WRITTEN INSTRUCTION. Listed below are entries; give the number of lines among them that include "picis", and only that number.

[Data items]
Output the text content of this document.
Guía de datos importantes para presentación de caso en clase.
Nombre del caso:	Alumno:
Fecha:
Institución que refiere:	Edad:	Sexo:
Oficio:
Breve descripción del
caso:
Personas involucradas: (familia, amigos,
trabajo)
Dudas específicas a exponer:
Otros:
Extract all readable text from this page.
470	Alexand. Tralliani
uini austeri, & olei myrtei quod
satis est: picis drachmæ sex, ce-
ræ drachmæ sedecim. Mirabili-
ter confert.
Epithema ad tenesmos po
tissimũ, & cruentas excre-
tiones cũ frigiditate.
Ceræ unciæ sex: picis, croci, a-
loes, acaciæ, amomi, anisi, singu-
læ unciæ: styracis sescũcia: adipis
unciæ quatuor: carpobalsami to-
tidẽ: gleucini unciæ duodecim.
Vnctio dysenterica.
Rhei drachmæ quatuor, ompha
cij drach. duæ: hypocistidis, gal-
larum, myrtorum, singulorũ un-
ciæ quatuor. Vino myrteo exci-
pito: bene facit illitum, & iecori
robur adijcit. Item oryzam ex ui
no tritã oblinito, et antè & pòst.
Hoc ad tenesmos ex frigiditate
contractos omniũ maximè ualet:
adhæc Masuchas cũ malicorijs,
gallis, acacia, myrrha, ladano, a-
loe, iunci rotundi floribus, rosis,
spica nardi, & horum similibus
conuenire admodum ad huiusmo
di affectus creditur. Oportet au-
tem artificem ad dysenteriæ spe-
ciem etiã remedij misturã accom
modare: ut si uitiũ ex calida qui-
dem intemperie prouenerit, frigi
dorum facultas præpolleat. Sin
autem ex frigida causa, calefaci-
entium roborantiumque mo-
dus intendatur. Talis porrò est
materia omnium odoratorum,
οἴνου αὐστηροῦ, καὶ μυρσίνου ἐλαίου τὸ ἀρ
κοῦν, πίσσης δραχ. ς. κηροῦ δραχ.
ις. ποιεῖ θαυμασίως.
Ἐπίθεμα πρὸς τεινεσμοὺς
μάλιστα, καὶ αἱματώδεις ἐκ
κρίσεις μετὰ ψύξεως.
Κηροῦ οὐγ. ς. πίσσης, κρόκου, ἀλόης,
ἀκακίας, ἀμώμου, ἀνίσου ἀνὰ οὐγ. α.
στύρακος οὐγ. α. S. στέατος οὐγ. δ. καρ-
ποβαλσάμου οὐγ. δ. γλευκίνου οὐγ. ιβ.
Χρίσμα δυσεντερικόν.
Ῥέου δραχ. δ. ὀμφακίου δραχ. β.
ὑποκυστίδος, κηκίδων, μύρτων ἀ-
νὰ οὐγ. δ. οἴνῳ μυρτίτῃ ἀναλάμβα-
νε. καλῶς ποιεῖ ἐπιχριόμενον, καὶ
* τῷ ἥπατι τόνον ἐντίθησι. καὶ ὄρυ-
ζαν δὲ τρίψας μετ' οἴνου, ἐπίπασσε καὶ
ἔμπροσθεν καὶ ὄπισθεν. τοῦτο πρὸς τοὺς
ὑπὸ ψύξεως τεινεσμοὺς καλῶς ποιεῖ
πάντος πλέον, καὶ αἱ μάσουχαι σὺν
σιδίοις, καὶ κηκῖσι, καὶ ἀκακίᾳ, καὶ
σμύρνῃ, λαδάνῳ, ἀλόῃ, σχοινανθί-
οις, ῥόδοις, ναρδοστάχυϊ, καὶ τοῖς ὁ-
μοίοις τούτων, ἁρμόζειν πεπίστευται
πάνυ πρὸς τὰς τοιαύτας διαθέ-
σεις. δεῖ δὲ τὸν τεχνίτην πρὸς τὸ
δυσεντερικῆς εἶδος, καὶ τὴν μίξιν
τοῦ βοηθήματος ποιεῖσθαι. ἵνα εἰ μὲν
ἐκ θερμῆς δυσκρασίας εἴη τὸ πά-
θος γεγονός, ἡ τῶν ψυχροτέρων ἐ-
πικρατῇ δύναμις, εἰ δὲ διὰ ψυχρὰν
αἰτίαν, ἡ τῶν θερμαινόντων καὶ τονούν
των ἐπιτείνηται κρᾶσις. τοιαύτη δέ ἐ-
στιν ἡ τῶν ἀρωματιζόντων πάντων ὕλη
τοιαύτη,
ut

COMPLETE ANSWER. 2